▸ **GOAL OF THE EXERCISE**: Pick out the lines below that contain the string "doute" and copy them all.

▸ **DATA LINES**:
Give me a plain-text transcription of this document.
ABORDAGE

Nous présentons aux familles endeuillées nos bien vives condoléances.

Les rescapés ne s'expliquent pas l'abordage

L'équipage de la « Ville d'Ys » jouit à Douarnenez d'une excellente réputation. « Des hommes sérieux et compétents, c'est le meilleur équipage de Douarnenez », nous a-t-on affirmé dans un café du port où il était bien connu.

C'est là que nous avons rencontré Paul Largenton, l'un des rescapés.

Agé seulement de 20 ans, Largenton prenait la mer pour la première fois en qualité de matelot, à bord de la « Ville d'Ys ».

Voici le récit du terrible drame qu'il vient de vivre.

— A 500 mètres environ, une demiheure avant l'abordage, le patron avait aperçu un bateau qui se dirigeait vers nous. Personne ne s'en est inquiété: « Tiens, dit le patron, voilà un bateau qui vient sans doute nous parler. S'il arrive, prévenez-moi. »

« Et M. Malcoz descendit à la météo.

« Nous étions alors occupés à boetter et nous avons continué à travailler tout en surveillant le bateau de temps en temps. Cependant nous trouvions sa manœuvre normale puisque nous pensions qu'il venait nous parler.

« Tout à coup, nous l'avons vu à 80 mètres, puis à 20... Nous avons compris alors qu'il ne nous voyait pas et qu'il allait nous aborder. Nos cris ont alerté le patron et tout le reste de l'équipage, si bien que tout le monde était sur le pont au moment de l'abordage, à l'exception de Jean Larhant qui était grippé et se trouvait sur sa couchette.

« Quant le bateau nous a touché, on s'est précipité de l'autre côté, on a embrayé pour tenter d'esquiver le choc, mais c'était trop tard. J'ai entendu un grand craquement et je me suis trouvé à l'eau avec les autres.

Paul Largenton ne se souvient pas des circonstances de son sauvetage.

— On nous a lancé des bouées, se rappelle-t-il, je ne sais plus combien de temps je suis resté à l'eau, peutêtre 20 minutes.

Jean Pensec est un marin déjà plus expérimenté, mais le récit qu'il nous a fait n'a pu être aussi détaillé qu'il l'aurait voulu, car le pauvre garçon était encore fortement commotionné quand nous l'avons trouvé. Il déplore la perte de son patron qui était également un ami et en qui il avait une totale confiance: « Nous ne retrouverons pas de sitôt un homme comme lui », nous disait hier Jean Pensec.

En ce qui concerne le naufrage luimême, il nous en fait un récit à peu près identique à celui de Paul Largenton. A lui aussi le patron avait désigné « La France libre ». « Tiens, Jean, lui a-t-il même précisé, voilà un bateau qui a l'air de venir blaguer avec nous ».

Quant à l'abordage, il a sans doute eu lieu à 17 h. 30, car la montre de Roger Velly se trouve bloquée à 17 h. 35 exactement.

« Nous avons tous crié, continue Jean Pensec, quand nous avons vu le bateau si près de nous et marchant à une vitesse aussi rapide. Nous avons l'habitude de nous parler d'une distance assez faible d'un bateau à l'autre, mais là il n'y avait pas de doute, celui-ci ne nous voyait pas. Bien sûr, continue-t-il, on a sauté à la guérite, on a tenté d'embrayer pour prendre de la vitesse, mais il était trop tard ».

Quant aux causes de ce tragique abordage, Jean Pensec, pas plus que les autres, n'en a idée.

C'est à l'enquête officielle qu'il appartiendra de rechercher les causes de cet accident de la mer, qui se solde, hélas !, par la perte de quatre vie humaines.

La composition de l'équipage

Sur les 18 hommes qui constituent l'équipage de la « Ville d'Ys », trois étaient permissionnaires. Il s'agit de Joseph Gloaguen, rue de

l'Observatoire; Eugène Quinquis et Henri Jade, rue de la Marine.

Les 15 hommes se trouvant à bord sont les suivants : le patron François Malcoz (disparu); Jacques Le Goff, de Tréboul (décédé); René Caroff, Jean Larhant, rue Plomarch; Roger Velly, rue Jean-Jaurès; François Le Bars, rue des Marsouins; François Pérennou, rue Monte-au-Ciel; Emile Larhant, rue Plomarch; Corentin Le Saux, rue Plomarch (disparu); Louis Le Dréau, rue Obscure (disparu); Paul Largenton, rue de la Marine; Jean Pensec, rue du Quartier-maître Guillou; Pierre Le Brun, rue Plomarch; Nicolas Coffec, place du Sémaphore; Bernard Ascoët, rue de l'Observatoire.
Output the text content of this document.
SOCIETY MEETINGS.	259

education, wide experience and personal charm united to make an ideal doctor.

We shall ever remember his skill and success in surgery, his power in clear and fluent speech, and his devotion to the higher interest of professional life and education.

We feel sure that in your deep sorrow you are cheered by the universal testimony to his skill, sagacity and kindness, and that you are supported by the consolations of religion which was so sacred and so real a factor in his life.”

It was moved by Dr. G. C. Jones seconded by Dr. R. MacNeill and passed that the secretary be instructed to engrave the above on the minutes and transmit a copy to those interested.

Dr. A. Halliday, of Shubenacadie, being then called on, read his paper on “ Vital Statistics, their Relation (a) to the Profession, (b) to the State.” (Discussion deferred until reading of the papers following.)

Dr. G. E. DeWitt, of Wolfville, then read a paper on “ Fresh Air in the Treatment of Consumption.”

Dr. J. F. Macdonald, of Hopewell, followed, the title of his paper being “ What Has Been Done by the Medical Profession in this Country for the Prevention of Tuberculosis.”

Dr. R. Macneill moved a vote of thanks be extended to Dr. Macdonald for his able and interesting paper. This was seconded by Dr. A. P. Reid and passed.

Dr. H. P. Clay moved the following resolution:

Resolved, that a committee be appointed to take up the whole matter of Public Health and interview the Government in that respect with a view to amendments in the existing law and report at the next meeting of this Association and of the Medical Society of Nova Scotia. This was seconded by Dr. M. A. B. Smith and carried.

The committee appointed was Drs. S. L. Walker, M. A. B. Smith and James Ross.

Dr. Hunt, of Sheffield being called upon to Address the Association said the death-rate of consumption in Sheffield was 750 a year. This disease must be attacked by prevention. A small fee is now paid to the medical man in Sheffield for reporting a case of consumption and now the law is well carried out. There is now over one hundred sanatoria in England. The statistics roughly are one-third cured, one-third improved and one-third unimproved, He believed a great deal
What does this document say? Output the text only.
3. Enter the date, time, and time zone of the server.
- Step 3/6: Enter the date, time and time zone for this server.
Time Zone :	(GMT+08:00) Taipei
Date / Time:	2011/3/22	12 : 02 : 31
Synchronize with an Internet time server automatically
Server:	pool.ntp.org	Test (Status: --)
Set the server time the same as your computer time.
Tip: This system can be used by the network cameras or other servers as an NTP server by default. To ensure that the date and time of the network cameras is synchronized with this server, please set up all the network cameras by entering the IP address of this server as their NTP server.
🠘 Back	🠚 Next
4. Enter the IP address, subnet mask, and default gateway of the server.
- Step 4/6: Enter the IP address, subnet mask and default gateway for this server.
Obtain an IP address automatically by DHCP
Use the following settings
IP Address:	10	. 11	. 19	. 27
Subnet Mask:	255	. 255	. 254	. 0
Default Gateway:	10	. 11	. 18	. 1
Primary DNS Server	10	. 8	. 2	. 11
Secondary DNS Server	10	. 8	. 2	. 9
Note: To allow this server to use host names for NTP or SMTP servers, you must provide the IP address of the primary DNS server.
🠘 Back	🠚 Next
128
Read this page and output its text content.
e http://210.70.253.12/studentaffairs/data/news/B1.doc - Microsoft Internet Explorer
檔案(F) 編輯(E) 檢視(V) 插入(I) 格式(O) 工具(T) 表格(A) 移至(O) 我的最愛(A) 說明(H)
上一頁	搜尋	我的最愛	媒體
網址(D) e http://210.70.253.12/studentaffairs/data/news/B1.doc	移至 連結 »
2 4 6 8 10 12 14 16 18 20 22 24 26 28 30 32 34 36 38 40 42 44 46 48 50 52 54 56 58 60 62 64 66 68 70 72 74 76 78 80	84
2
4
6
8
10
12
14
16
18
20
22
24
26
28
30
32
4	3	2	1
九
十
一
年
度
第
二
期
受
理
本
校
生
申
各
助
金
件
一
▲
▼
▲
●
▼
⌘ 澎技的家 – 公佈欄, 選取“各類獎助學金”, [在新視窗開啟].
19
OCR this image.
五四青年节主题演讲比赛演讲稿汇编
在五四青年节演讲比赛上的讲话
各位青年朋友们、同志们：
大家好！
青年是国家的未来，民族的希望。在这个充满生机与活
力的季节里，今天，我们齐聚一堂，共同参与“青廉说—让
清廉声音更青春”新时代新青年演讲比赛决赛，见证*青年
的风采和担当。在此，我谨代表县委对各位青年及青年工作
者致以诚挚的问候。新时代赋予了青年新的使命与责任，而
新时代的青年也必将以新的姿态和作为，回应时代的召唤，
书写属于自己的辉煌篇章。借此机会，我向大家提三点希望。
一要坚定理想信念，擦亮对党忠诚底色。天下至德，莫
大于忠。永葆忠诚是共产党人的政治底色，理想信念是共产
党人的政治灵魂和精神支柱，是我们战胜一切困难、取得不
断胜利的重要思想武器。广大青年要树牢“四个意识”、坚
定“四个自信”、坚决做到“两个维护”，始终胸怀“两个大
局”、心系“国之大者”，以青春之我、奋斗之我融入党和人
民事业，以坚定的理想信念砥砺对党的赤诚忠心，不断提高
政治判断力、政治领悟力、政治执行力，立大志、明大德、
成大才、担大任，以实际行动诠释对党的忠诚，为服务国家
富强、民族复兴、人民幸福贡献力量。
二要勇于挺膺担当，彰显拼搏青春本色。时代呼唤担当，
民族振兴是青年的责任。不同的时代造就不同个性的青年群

▸ **OUTPUT OF THE EXERCISE**:
— A 500 mètres environ, une demiheure avant l'abordage, le patron avait aperçu un bateau qui se dirigeait vers nous. Personne ne s'en est inquiété: « Tiens, dit le patron, voilà un bateau qui vient sans doute nous parler. S'il arrive, prévenez-moi. »
Quant à l'abordage, il a sans doute eu lieu à 17 h. 30, car la montre de Roger Velly se trouve bloquée à 17 h. 35 exactement.
« Nous avons tous crié, continue Jean Pensec, quand nous avons vu le bateau si près de nous et marchant à une vitesse aussi rapide. Nous avons l'habitude de nous parler d'une distance assez faible d'un bateau à l'autre, mais là il n'y avait pas de doute, celui-ci ne nous voyait pas. Bien sûr, continue-t-il, on a sauté à la guérite, on a tenté d'embrayer pour prendre de la vitesse, mais il était trop tard ».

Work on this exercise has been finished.